Task details:
Retype the records below exactly as they appear, but leave out any pictures.

^^^^^^^^

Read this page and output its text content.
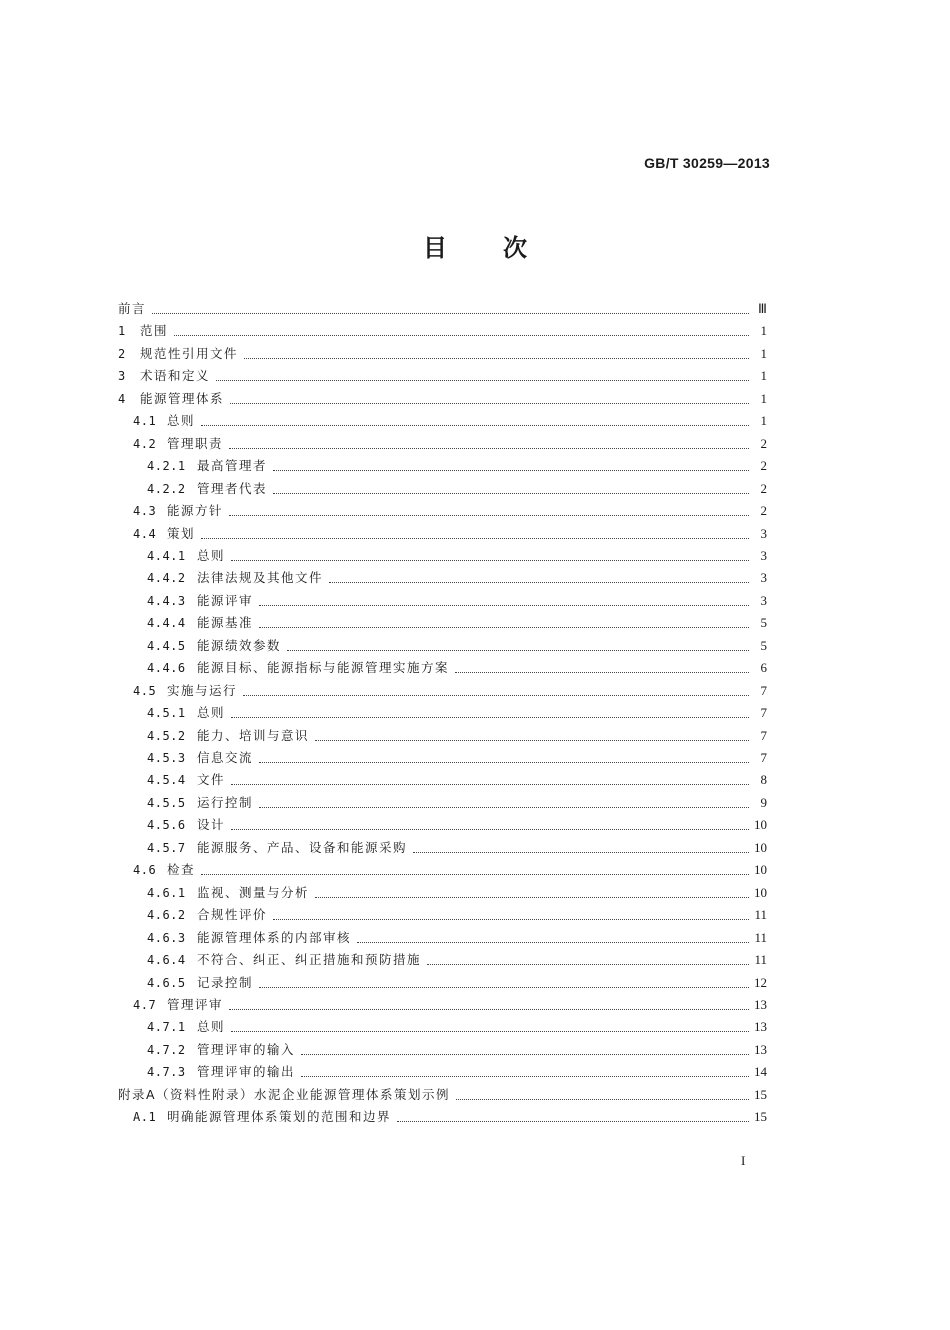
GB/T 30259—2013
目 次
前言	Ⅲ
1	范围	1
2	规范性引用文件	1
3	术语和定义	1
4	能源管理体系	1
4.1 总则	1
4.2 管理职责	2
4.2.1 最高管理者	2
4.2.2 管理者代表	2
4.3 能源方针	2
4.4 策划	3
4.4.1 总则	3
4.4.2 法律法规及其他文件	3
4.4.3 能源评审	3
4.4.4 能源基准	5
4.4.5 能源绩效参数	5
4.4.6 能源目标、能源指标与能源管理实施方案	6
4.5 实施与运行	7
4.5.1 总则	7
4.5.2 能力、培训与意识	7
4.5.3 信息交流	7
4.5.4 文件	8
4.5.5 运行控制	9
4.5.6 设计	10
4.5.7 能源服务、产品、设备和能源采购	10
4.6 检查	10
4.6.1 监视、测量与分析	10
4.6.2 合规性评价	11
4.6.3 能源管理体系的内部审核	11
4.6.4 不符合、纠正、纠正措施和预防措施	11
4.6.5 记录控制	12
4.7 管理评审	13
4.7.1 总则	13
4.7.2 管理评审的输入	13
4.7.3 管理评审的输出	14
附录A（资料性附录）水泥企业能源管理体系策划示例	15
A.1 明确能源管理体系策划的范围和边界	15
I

^^^^^^^^

Exercise answer:
Read this page and output its text content.
GB/T 30259—2013
目 次
前言	Ⅲ
1	范围	1
2	规范性引用文件	1
3	术语和定义	1
4	能源管理体系	1
4.1 总则	1
4.2 管理职责	2
4.2.1 最高管理者	2
4.2.2 管理者代表	2
4.3 能源方针	2
4.4 策划	3
4.4.1 总则	3
4.4.2 法律法规及其他文件	3
4.4.3 能源评审	3
4.4.4 能源基准	5
4.4.5 能源绩效参数	5
4.4.6 能源目标、能源指标与能源管理实施方案	6
4.5 实施与运行	7
4.5.1 总则	7
4.5.2 能力、培训与意识	7
4.5.3 信息交流	7
4.5.4 文件	8
4.5.5 运行控制	9
4.5.6 设计	10
4.5.7 能源服务、产品、设备和能源采购	10
4.6 检查	10
4.6.1 监视、测量与分析	10
4.6.2 合规性评价	11
4.6.3 能源管理体系的内部审核	11
4.6.4 不符合、纠正、纠正措施和预防措施	11
4.6.5 记录控制	12
4.7 管理评审	13
4.7.1 总则	13
4.7.2 管理评审的输入	13
4.7.3 管理评审的输出	14
附录A（资料性附录）水泥企业能源管理体系策划示例	15
A.1 明确能源管理体系策划的范围和边界	15
I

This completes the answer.